START SUPPLIED DATA
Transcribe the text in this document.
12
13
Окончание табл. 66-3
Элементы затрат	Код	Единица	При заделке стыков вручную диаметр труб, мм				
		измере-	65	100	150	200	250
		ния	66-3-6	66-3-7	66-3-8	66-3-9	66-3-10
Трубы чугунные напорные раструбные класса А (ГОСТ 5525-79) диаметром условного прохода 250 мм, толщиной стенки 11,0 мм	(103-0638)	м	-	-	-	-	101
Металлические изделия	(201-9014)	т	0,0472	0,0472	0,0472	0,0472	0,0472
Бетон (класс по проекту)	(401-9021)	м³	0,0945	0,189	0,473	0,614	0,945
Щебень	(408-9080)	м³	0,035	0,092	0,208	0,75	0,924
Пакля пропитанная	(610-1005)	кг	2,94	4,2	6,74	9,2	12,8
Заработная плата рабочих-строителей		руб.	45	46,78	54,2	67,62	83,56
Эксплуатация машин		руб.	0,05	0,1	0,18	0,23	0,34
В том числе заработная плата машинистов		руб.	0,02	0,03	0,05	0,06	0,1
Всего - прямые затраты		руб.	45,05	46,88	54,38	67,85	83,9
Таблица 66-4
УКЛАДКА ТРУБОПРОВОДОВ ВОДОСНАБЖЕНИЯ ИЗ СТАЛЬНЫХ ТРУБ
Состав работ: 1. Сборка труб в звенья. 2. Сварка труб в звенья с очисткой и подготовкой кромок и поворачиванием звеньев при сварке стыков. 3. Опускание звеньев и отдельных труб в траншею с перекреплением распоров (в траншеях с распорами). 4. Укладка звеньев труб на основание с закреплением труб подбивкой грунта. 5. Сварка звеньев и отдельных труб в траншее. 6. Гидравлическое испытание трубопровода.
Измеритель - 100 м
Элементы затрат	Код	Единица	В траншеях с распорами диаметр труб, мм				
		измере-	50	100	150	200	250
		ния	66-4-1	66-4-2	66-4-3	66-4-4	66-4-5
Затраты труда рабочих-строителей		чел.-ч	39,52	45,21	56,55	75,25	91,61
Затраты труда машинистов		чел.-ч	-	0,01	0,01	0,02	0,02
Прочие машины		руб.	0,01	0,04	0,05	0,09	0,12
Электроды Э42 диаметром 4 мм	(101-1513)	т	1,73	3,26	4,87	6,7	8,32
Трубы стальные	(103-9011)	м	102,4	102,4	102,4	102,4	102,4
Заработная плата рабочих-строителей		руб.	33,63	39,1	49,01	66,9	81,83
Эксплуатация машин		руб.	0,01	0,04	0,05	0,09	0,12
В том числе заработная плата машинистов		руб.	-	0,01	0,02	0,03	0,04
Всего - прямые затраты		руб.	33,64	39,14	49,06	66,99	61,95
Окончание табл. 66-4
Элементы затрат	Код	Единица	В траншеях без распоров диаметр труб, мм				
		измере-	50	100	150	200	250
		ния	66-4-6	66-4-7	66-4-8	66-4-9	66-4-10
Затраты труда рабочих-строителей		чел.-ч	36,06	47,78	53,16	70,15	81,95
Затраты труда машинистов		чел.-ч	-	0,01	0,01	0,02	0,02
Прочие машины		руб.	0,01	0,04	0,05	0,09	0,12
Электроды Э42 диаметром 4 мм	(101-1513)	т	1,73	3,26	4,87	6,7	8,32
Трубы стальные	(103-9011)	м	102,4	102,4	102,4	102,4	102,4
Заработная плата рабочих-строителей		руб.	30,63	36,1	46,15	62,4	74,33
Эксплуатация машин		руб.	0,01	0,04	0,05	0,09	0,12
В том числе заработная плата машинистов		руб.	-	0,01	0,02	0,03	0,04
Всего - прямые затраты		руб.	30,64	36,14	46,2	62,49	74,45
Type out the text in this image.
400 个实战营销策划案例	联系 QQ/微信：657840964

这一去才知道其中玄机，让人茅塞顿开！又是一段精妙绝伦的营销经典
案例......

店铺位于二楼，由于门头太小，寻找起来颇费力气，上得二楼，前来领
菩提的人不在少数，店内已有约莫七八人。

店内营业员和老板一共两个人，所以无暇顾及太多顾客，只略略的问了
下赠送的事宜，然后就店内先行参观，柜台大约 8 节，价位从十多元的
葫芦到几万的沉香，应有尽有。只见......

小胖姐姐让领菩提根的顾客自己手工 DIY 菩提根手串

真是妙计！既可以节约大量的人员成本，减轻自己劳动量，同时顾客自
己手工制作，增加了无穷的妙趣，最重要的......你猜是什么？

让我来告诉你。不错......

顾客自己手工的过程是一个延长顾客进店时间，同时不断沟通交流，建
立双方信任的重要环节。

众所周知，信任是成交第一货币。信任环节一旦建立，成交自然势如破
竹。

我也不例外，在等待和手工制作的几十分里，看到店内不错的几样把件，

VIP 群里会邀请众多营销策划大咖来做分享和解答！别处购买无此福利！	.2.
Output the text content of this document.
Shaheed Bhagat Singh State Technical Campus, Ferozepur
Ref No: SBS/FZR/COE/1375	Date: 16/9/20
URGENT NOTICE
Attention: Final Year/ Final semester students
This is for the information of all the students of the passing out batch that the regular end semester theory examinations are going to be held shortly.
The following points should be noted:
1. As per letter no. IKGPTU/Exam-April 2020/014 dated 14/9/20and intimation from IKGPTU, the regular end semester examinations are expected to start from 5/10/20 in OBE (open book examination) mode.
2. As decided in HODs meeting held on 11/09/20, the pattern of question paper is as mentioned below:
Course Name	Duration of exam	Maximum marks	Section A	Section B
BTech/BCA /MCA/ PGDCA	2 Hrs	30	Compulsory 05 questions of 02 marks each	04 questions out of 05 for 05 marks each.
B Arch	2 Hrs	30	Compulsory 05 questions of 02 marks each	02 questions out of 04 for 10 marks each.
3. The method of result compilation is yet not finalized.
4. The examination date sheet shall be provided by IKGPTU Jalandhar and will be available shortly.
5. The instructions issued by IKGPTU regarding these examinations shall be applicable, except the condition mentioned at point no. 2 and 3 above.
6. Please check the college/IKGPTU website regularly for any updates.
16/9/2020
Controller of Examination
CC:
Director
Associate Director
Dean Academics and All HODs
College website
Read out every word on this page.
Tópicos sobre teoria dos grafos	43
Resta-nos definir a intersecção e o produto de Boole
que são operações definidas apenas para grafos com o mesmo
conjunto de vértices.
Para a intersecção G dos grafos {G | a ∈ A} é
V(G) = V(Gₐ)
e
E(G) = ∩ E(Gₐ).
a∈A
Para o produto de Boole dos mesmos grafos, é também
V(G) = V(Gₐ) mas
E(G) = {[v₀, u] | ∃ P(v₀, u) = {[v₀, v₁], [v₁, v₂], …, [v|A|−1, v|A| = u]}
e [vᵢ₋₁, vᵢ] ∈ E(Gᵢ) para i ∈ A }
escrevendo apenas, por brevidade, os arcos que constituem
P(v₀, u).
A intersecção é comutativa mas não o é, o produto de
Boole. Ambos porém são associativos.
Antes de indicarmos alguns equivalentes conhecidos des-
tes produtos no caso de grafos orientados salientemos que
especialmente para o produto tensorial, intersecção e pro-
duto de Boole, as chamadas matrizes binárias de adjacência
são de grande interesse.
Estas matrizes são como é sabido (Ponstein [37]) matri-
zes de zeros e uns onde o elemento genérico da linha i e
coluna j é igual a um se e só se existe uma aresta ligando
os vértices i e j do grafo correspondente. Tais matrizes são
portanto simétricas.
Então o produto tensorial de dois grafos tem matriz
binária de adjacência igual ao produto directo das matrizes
END SUPPLIED DATA
Each line of the material above must be retyped precisely.

Transcribe the text in this document.
12
13
Окончание табл. 66-3
Элементы затрат	Код	Единица	При заделке стыков вручную диаметр труб, мм				
		измере-	65	100	150	200	250
		ния	66-3-6	66-3-7	66-3-8	66-3-9	66-3-10
Трубы чугунные напорные раструбные класса А (ГОСТ 5525-79) диаметром условного прохода 250 мм, толщиной стенки 11,0 мм	(103-0638)	м	-	-	-	-	101
Металлические изделия	(201-9014)	т	0,0472	0,0472	0,0472	0,0472	0,0472
Бетон (класс по проекту)	(401-9021)	м³	0,0945	0,189	0,473	0,614	0,945
Щебень	(408-9080)	м³	0,035	0,092	0,208	0,75	0,924
Пакля пропитанная	(610-1005)	кг	2,94	4,2	6,74	9,2	12,8
Заработная плата рабочих-строителей		руб.	45	46,78	54,2	67,62	83,56
Эксплуатация машин		руб.	0,05	0,1	0,18	0,23	0,34
В том числе заработная плата машинистов		руб.	0,02	0,03	0,05	0,06	0,1
Всего - прямые затраты		руб.	45,05	46,88	54,38	67,85	83,9
Таблица 66-4
УКЛАДКА ТРУБОПРОВОДОВ ВОДОСНАБЖЕНИЯ ИЗ СТАЛЬНЫХ ТРУБ
Состав работ: 1. Сборка труб в звенья. 2. Сварка труб в звенья с очисткой и подготовкой кромок и поворачиванием звеньев при сварке стыков. 3. Опускание звеньев и отдельных труб в траншею с перекреплением распоров (в траншеях с распорами). 4. Укладка звеньев труб на основание с закреплением труб подбивкой грунта. 5. Сварка звеньев и отдельных труб в траншее. 6. Гидравлическое испытание трубопровода.
Измеритель - 100 м
Элементы затрат	Код	Единица	В траншеях с распорами диаметр труб, мм				
		измере-	50	100	150	200	250
		ния	66-4-1	66-4-2	66-4-3	66-4-4	66-4-5
Затраты труда рабочих-строителей		чел.-ч	39,52	45,21	56,55	75,25	91,61
Затраты труда машинистов		чел.-ч	-	0,01	0,01	0,02	0,02
Прочие машины		руб.	0,01	0,04	0,05	0,09	0,12
Электроды Э42 диаметром 4 мм	(101-1513)	т	1,73	3,26	4,87	6,7	8,32
Трубы стальные	(103-9011)	м	102,4	102,4	102,4	102,4	102,4
Заработная плата рабочих-строителей		руб.	33,63	39,1	49,01	66,9	81,83
Эксплуатация машин		руб.	0,01	0,04	0,05	0,09	0,12
В том числе заработная плата машинистов		руб.	-	0,01	0,02	0,03	0,04
Всего - прямые затраты		руб.	33,64	39,14	49,06	66,99	61,95
Окончание табл. 66-4
Элементы затрат	Код	Единица	В траншеях без распоров диаметр труб, мм				
		измере-	50	100	150	200	250
		ния	66-4-6	66-4-7	66-4-8	66-4-9	66-4-10
Затраты труда рабочих-строителей		чел.-ч	36,06	47,78	53,16	70,15	81,95
Затраты труда машинистов		чел.-ч	-	0,01	0,01	0,02	0,02
Прочие машины		руб.	0,01	0,04	0,05	0,09	0,12
Электроды Э42 диаметром 4 мм	(101-1513)	т	1,73	3,26	4,87	6,7	8,32
Трубы стальные	(103-9011)	м	102,4	102,4	102,4	102,4	102,4
Заработная плата рабочих-строителей		руб.	30,63	36,1	46,15	62,4	74,33
Эксплуатация машин		руб.	0,01	0,04	0,05	0,09	0,12
В том числе заработная плата машинистов		руб.	-	0,01	0,02	0,03	0,04
Всего - прямые затраты		руб.	30,64	36,14	46,2	62,49	74,45
Type out the text in this image.
400 个实战营销策划案例	联系 QQ/微信：657840964

这一去才知道其中玄机，让人茅塞顿开！又是一段精妙绝伦的营销经典
案例......

店铺位于二楼，由于门头太小，寻找起来颇费力气，上得二楼，前来领
菩提的人不在少数，店内已有约莫七八人。

店内营业员和老板一共两个人，所以无暇顾及太多顾客，只略略的问了
下赠送的事宜，然后就店内先行参观，柜台大约 8 节，价位从十多元的
葫芦到几万的沉香，应有尽有。只见......

小胖姐姐让领菩提根的顾客自己手工 DIY 菩提根手串

真是妙计！既可以节约大量的人员成本，减轻自己劳动量，同时顾客自
己手工制作，增加了无穷的妙趣，最重要的......你猜是什么？

让我来告诉你。不错......

顾客自己手工的过程是一个延长顾客进店时间，同时不断沟通交流，建
立双方信任的重要环节。

众所周知，信任是成交第一货币。信任环节一旦建立，成交自然势如破
竹。

我也不例外，在等待和手工制作的几十分里，看到店内不错的几样把件，

VIP 群里会邀请众多营销策划大咖来做分享和解答！别处购买无此福利！	.2.
Output the text content of this document.
Shaheed Bhagat Singh State Technical Campus, Ferozepur
Ref No: SBS/FZR/COE/1375	Date: 16/9/20
URGENT NOTICE
Attention: Final Year/ Final semester students
This is for the information of all the students of the passing out batch that the regular end semester theory examinations are going to be held shortly.
The following points should be noted:
1. As per letter no. IKGPTU/Exam-April 2020/014 dated 14/9/20and intimation from IKGPTU, the regular end semester examinations are expected to start from 5/10/20 in OBE (open book examination) mode.
2. As decided in HODs meeting held on 11/09/20, the pattern of question paper is as mentioned below:
Course Name	Duration of exam	Maximum marks	Section A	Section B
BTech/BCA /MCA/ PGDCA	2 Hrs	30	Compulsory 05 questions of 02 marks each	04 questions out of 05 for 05 marks each.
B Arch	2 Hrs	30	Compulsory 05 questions of 02 marks each	02 questions out of 04 for 10 marks each.
3. The method of result compilation is yet not finalized.
4. The examination date sheet shall be provided by IKGPTU Jalandhar and will be available shortly.
5. The instructions issued by IKGPTU regarding these examinations shall be applicable, except the condition mentioned at point no. 2 and 3 above.
6. Please check the college/IKGPTU website regularly for any updates.
16/9/2020
Controller of Examination
CC:
Director
Associate Director
Dean Academics and All HODs
College website
Read out every word on this page.
Tópicos sobre teoria dos grafos	43
Resta-nos definir a intersecção e o produto de Boole
que são operações definidas apenas para grafos com o mesmo
conjunto de vértices.
Para a intersecção G dos grafos {G | a ∈ A} é
V(G) = V(Gₐ)
e
E(G) = ∩ E(Gₐ).
a∈A
Para o produto de Boole dos mesmos grafos, é também
V(G) = V(Gₐ) mas
E(G) = {[v₀, u] | ∃ P(v₀, u) = {[v₀, v₁], [v₁, v₂], …, [v|A|−1, v|A| = u]}
e [vᵢ₋₁, vᵢ] ∈ E(Gᵢ) para i ∈ A }
escrevendo apenas, por brevidade, os arcos que constituem
P(v₀, u).
A intersecção é comutativa mas não o é, o produto de
Boole. Ambos porém são associativos.
Antes de indicarmos alguns equivalentes conhecidos des-
tes produtos no caso de grafos orientados salientemos que
especialmente para o produto tensorial, intersecção e pro-
duto de Boole, as chamadas matrizes binárias de adjacência
são de grande interesse.
Estas matrizes são como é sabido (Ponstein [37]) matri-
zes de zeros e uns onde o elemento genérico da linha i e
coluna j é igual a um se e só se existe uma aresta ligando
os vértices i e j do grafo correspondente. Tais matrizes são
portanto simétricas.
Então o produto tensorial de dois grafos tem matriz
binária de adjacência igual ao produto directo das matrizes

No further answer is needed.